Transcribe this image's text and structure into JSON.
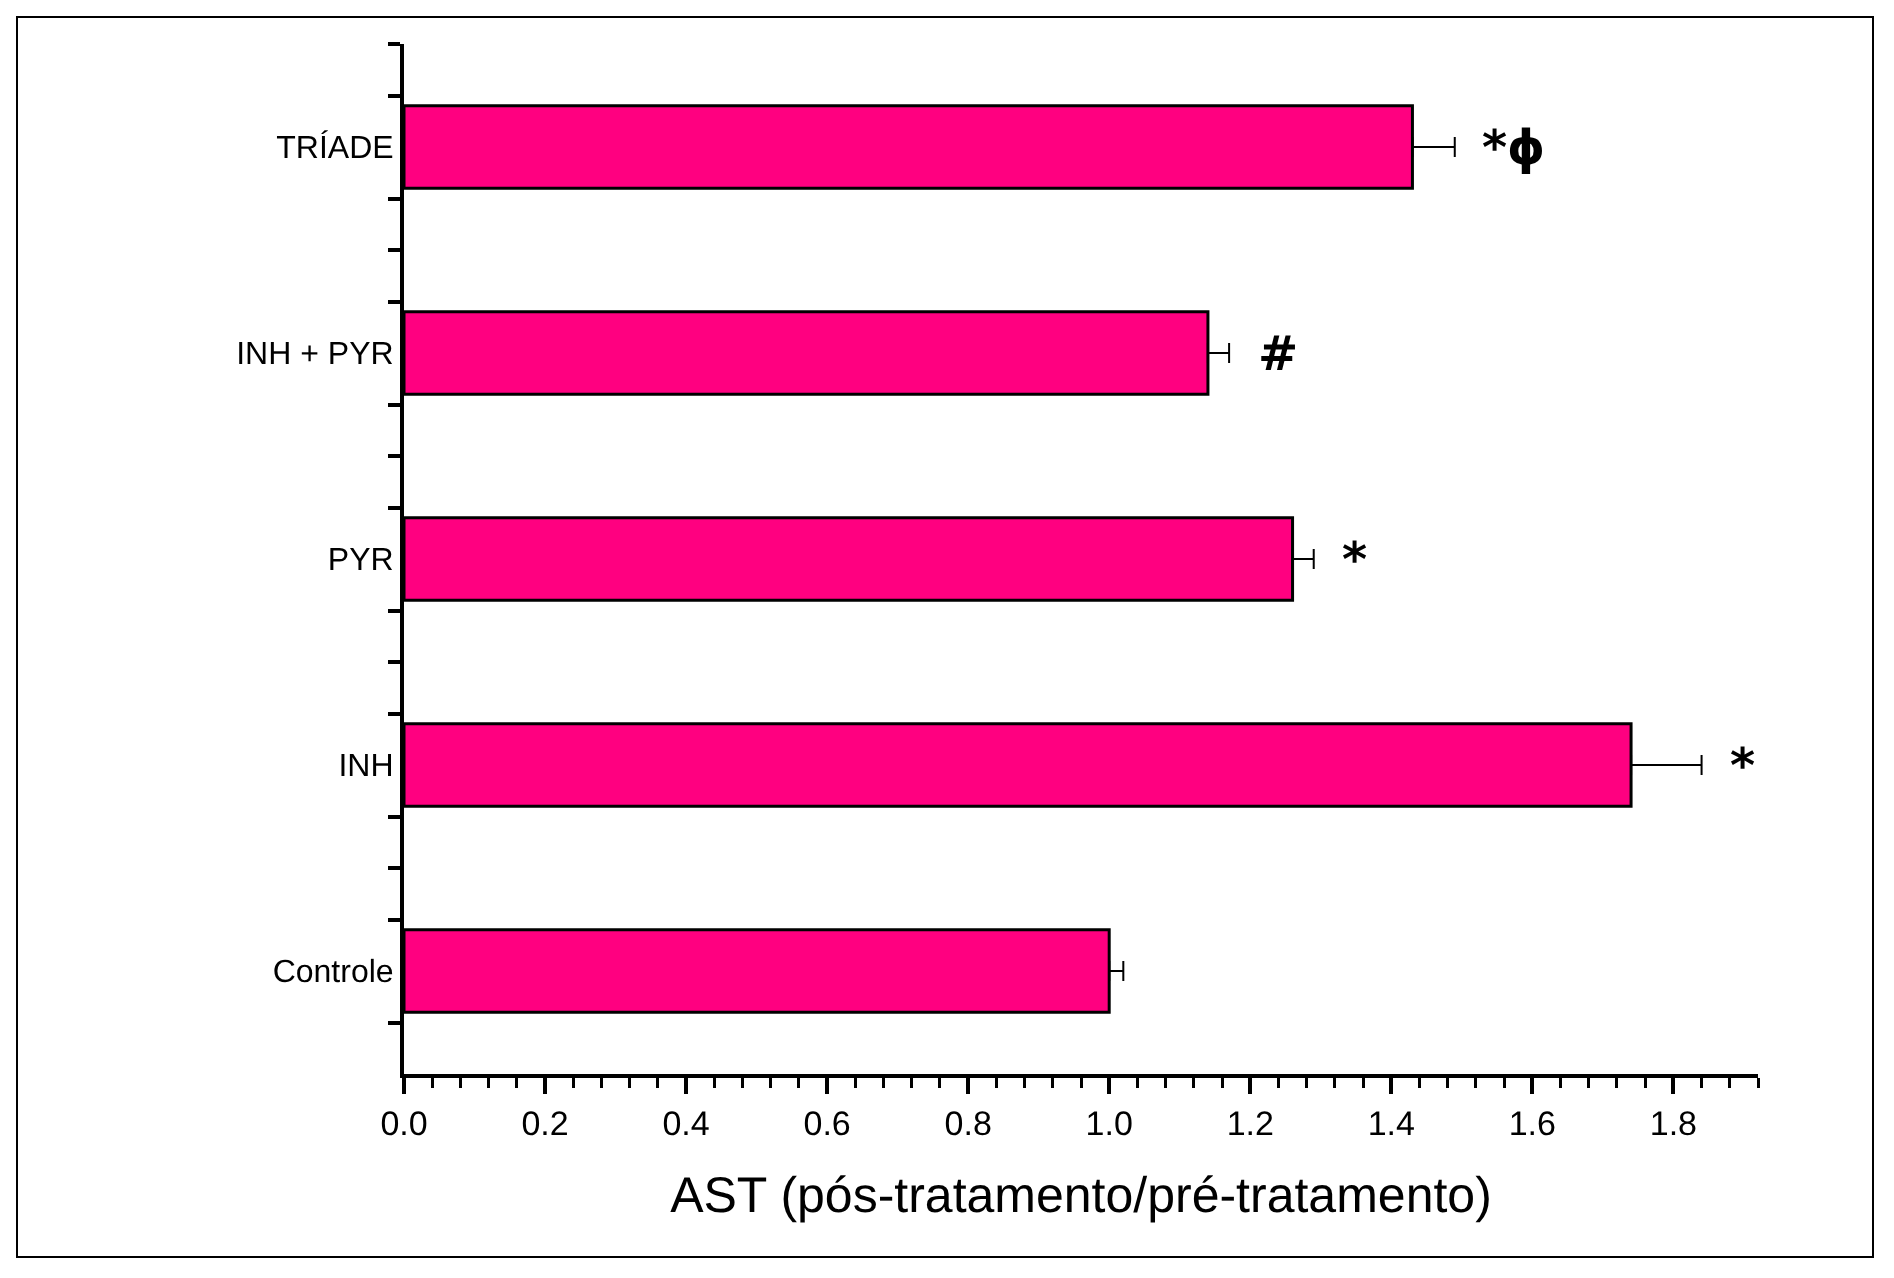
{
  "chart_data": {
    "type": "bar",
    "orientation": "horizontal",
    "xlabel": "AST (pós-tratamento/pré-tratamento)",
    "categories": [
      "TRÍADE",
      "INH + PYR",
      "PYR",
      "INH",
      "Controle"
    ],
    "values": [
      1.43,
      1.14,
      1.26,
      1.74,
      1.0
    ],
    "errors": [
      [
        1.43,
        1.49
      ],
      [
        1.14,
        1.17
      ],
      [
        1.26,
        1.29
      ],
      [
        1.74,
        1.84
      ],
      [
        1.0,
        1.02
      ]
    ],
    "color": "#ff0080",
    "xlim": [
      0,
      1.92
    ],
    "xticks": [
      {
        "value": 0,
        "label": "0.0"
      },
      0.2,
      0.4,
      0.6,
      0.8,
      {
        "value": 1,
        "label": "1.0"
      },
      1.2,
      1.4,
      1.6,
      1.8
    ],
    "annotations": [
      {
        "text": "*ϕ",
        "x": 1.49,
        "y": "TRÍADE"
      },
      {
        "text": "#",
        "x": 1.17,
        "y": "INH + PYR"
      },
      {
        "text": "*",
        "x": 1.29,
        "y": "PYR"
      },
      {
        "text": "*",
        "x": 1.84,
        "y": "INH"
      }
    ],
    "grid": false,
    "legend": false
  }
}
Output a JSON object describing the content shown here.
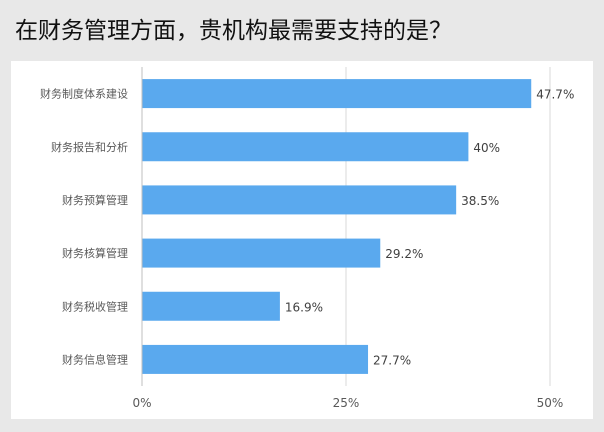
{
  "title": "在财务管理方面，贵机构最需要支持的是？",
  "chart_data": {
    "type": "bar",
    "orientation": "horizontal",
    "title": "在财务管理方面，贵机构最需要支持的是？",
    "categories": [
      "财务制度体系建设",
      "财务报告和分析",
      "财务预算管理",
      "财务核算管理",
      "财务税收管理",
      "财务信息管理"
    ],
    "values": [
      47.7,
      40,
      38.5,
      29.2,
      16.9,
      27.7
    ],
    "value_labels": [
      "47.7%",
      "40%",
      "38.5%",
      "29.2%",
      "16.9%",
      "27.7%"
    ],
    "xlim": [
      0,
      50
    ],
    "x_ticks": [
      0,
      25,
      50
    ],
    "x_tick_labels": [
      "0%",
      "25%",
      "50%"
    ],
    "xlabel": "",
    "ylabel": "",
    "grid": true,
    "legend": "none",
    "bar_color": "#5aa9ee",
    "grid_color": "#d9d9d9",
    "axis_color": "#bfbfbf"
  }
}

----

What is needed
Find every line with the word "xlabel" and state how many there are, with no other words.

Written answer
2